Data records:
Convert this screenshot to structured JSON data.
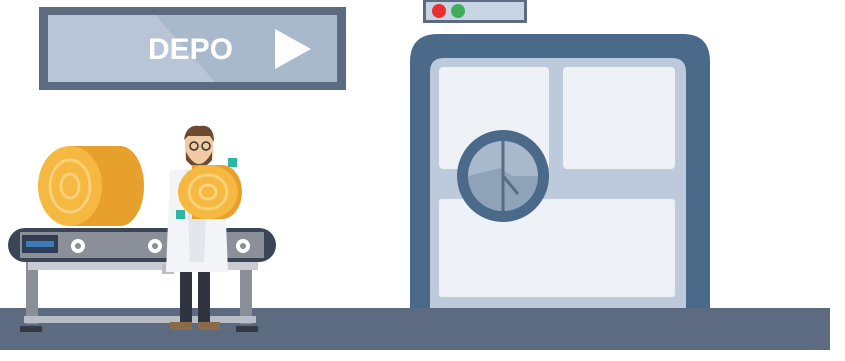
{
  "sign": {
    "label": "DEPO",
    "icon": "play-arrow-icon"
  },
  "indicator_panel": {
    "lights": [
      {
        "name": "red-light",
        "color": "#e8312f"
      },
      {
        "name": "green-light",
        "color": "#3fae5a"
      }
    ]
  },
  "colors": {
    "floor": "#5c6b80",
    "vault_frame": "#4b6a8a",
    "vault_inner": "#bccadb",
    "hay": "#f2b23a",
    "hay_dark": "#d99322",
    "sign_bg": "#a9b9cc",
    "sign_border": "#5c6b80"
  },
  "icons": {
    "conveyor_cogs": [
      "cog-icon",
      "cog-icon",
      "cog-icon",
      "cog-icon"
    ],
    "vault_wheel": "vault-wheel-icon"
  }
}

REQUIREMENT: Without the pictures, write out the whole listing above exactly as it appears.

THE REPLY:
Convert this screenshot to structured JSON data.
{
  "sign": {
    "label": "DEPO",
    "icon": "play-arrow-icon"
  },
  "indicator_panel": {
    "lights": [
      {
        "name": "red-light",
        "color": "#e8312f"
      },
      {
        "name": "green-light",
        "color": "#3fae5a"
      }
    ]
  },
  "colors": {
    "floor": "#5c6b80",
    "vault_frame": "#4b6a8a",
    "vault_inner": "#bccadb",
    "hay": "#f2b23a",
    "hay_dark": "#d99322",
    "sign_bg": "#a9b9cc",
    "sign_border": "#5c6b80"
  },
  "icons": {
    "conveyor_cogs": [
      "cog-icon",
      "cog-icon",
      "cog-icon",
      "cog-icon"
    ],
    "vault_wheel": "vault-wheel-icon"
  }
}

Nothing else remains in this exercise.